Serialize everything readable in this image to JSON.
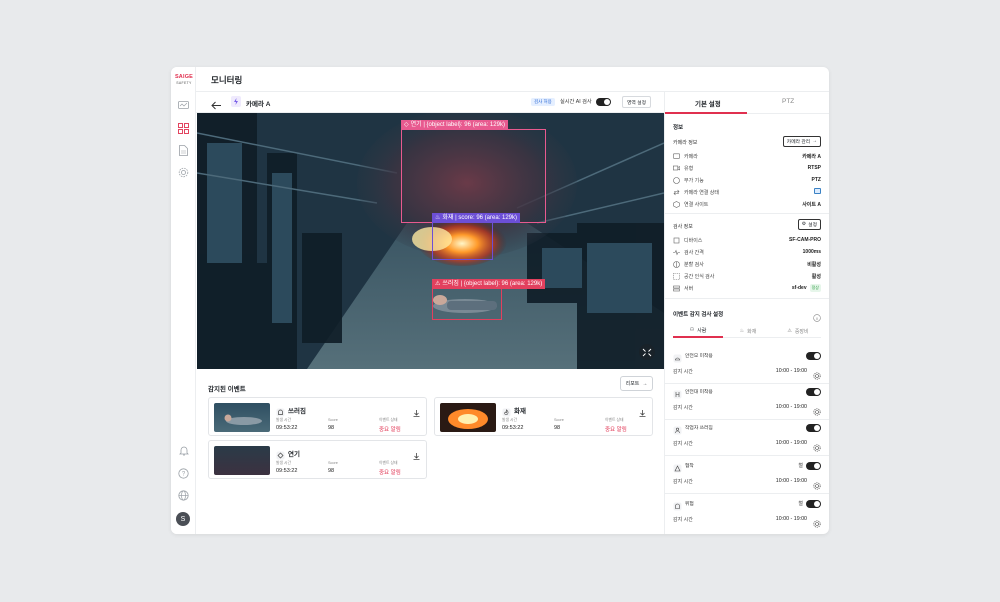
{
  "app": {
    "brand": "SAIGE",
    "brand_sub": "SAFETY",
    "page_title": "모니터링",
    "avatar": "S"
  },
  "camera": {
    "name": "카메라 A",
    "badge": "검사 허용",
    "realtime_label": "실시간 AI 검사",
    "area_button": "영역 설정",
    "detections": [
      {
        "label": "연기 | {object label}: 96 (area: 129k)",
        "color": "#e85a8f"
      },
      {
        "label": "화재 | score: 96 (area: 129k)",
        "color": "#6c4fd6"
      },
      {
        "label": "쓰러짐 | {object label}: 96 (area: 129k)",
        "color": "#e2405e"
      }
    ]
  },
  "events": {
    "title": "감지된 이벤트",
    "report_button": "리포트",
    "items": [
      {
        "name": "쓰러짐",
        "k1": "발생 시간",
        "v1": "09:53:22",
        "k2": "Score",
        "v2": "98",
        "k3": "이벤트 상태",
        "v3": "중요 알림"
      },
      {
        "name": "화재",
        "k1": "발생 시간",
        "v1": "09:53:22",
        "k2": "Score",
        "v2": "98",
        "k3": "이벤트 상태",
        "v3": "중요 알림"
      },
      {
        "name": "연기",
        "k1": "발생 시간",
        "v1": "09:53:22",
        "k2": "Score",
        "v2": "98",
        "k3": "이벤트 상태",
        "v3": "중요 알림"
      }
    ]
  },
  "panel": {
    "tabs": [
      "기본 설정",
      "PTZ"
    ],
    "info_title": "정보",
    "camera_info_label": "카메라 정보",
    "camera_manage_button": "카메라 관리",
    "camera_rows": [
      {
        "k": "카메라",
        "v": "카메라 A"
      },
      {
        "k": "유형",
        "v": "RTSP"
      },
      {
        "k": "부가 기능",
        "v": "PTZ"
      },
      {
        "k": "카메라 연결 상태",
        "v": ""
      },
      {
        "k": "연결 사이트",
        "v": "사이트 A"
      }
    ],
    "inspect_info_label": "검사 정보",
    "settings_button": "설정",
    "inspect_rows": [
      {
        "k": "디바이스",
        "v": "SF-CAM-PRO"
      },
      {
        "k": "검사 간격",
        "v": "1000ms"
      },
      {
        "k": "분할 검사",
        "v": "비활성"
      },
      {
        "k": "공간 인식 검사",
        "v": "활성"
      },
      {
        "k": "서버",
        "v": "sf-dev",
        "badge": "정상"
      }
    ],
    "event_settings_title": "이벤트 감지 검사 설정",
    "subtabs": [
      "사람",
      "화재",
      "중장비"
    ],
    "detect_items": [
      {
        "name": "안전모 미착용",
        "time_label": "감지 시간",
        "time": "10:00 - 19:00",
        "extra": ""
      },
      {
        "name": "안전대 미착용",
        "time_label": "감지 시간",
        "time": "10:00 - 19:00",
        "extra": ""
      },
      {
        "name": "작업자 쓰러짐",
        "time_label": "감지 시간",
        "time": "10:00 - 19:00",
        "extra": ""
      },
      {
        "name": "협착",
        "time_label": "감지 시간",
        "time": "10:00 - 19:00",
        "extra": "철"
      },
      {
        "name": "위험",
        "time_label": "감지 시간",
        "time": "10:00 - 19:00",
        "extra": "철"
      }
    ]
  },
  "colors": {
    "accent": "#e0304f",
    "fire": "#6c4fd6",
    "smoke": "#e85a8f",
    "fall": "#e2405e"
  }
}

WHAT YOU ARE ASKED TO DO:
Copy the data character for character, but drop all pictures from the copy.

FINAL RESULT:
Serialize everything readable in this image to JSON.
{
  "app": {
    "brand": "SAIGE",
    "brand_sub": "SAFETY",
    "page_title": "모니터링",
    "avatar": "S"
  },
  "camera": {
    "name": "카메라 A",
    "badge": "검사 허용",
    "realtime_label": "실시간 AI 검사",
    "area_button": "영역 설정",
    "detections": [
      {
        "label": "연기 | {object label}: 96 (area: 129k)",
        "color": "#e85a8f"
      },
      {
        "label": "화재 | score: 96 (area: 129k)",
        "color": "#6c4fd6"
      },
      {
        "label": "쓰러짐 | {object label}: 96 (area: 129k)",
        "color": "#e2405e"
      }
    ]
  },
  "events": {
    "title": "감지된 이벤트",
    "report_button": "리포트",
    "items": [
      {
        "name": "쓰러짐",
        "k1": "발생 시간",
        "v1": "09:53:22",
        "k2": "Score",
        "v2": "98",
        "k3": "이벤트 상태",
        "v3": "중요 알림"
      },
      {
        "name": "화재",
        "k1": "발생 시간",
        "v1": "09:53:22",
        "k2": "Score",
        "v2": "98",
        "k3": "이벤트 상태",
        "v3": "중요 알림"
      },
      {
        "name": "연기",
        "k1": "발생 시간",
        "v1": "09:53:22",
        "k2": "Score",
        "v2": "98",
        "k3": "이벤트 상태",
        "v3": "중요 알림"
      }
    ]
  },
  "panel": {
    "tabs": [
      "기본 설정",
      "PTZ"
    ],
    "info_title": "정보",
    "camera_info_label": "카메라 정보",
    "camera_manage_button": "카메라 관리",
    "camera_rows": [
      {
        "k": "카메라",
        "v": "카메라 A"
      },
      {
        "k": "유형",
        "v": "RTSP"
      },
      {
        "k": "부가 기능",
        "v": "PTZ"
      },
      {
        "k": "카메라 연결 상태",
        "v": ""
      },
      {
        "k": "연결 사이트",
        "v": "사이트 A"
      }
    ],
    "inspect_info_label": "검사 정보",
    "settings_button": "설정",
    "inspect_rows": [
      {
        "k": "디바이스",
        "v": "SF-CAM-PRO"
      },
      {
        "k": "검사 간격",
        "v": "1000ms"
      },
      {
        "k": "분할 검사",
        "v": "비활성"
      },
      {
        "k": "공간 인식 검사",
        "v": "활성"
      },
      {
        "k": "서버",
        "v": "sf-dev",
        "badge": "정상"
      }
    ],
    "event_settings_title": "이벤트 감지 검사 설정",
    "subtabs": [
      "사람",
      "화재",
      "중장비"
    ],
    "detect_items": [
      {
        "name": "안전모 미착용",
        "time_label": "감지 시간",
        "time": "10:00 - 19:00",
        "extra": ""
      },
      {
        "name": "안전대 미착용",
        "time_label": "감지 시간",
        "time": "10:00 - 19:00",
        "extra": ""
      },
      {
        "name": "작업자 쓰러짐",
        "time_label": "감지 시간",
        "time": "10:00 - 19:00",
        "extra": ""
      },
      {
        "name": "협착",
        "time_label": "감지 시간",
        "time": "10:00 - 19:00",
        "extra": "철"
      },
      {
        "name": "위험",
        "time_label": "감지 시간",
        "time": "10:00 - 19:00",
        "extra": "철"
      }
    ]
  },
  "colors": {
    "accent": "#e0304f",
    "fire": "#6c4fd6",
    "smoke": "#e85a8f",
    "fall": "#e2405e"
  }
}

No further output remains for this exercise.